Extracted data entries:
______________________________

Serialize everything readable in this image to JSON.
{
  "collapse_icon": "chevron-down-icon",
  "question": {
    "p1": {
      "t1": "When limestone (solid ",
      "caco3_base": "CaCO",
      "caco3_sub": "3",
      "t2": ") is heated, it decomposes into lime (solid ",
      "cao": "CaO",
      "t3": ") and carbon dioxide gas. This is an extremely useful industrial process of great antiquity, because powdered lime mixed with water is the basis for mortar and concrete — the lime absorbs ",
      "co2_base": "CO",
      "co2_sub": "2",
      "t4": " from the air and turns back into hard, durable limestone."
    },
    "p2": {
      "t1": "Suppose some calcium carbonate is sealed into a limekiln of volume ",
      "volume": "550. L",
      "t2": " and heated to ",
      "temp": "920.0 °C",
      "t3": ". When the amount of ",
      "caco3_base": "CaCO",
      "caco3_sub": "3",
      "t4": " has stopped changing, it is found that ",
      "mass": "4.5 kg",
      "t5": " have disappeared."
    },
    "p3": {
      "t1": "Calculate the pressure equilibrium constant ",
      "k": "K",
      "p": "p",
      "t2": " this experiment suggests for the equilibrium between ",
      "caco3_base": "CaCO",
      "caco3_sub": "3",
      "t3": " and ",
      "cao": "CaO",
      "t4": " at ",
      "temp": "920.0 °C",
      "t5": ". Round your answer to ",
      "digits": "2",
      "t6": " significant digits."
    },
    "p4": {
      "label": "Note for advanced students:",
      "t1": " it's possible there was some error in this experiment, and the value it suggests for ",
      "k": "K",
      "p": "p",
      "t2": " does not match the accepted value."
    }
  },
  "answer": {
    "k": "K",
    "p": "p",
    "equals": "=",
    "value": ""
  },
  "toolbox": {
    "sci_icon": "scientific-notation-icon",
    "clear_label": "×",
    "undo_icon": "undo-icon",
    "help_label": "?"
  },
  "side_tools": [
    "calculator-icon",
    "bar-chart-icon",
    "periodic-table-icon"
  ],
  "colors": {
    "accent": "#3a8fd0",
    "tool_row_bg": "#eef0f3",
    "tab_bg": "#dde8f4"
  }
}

______________________________

The exercise: In the listing above, find the lines holding the word "suggests" and copy them.

Solution to the exercise:
      "t2": " this experiment suggests for the equilibrium between ",
      "t1": " it's possible there was some error in this experiment, and the value it suggests for ",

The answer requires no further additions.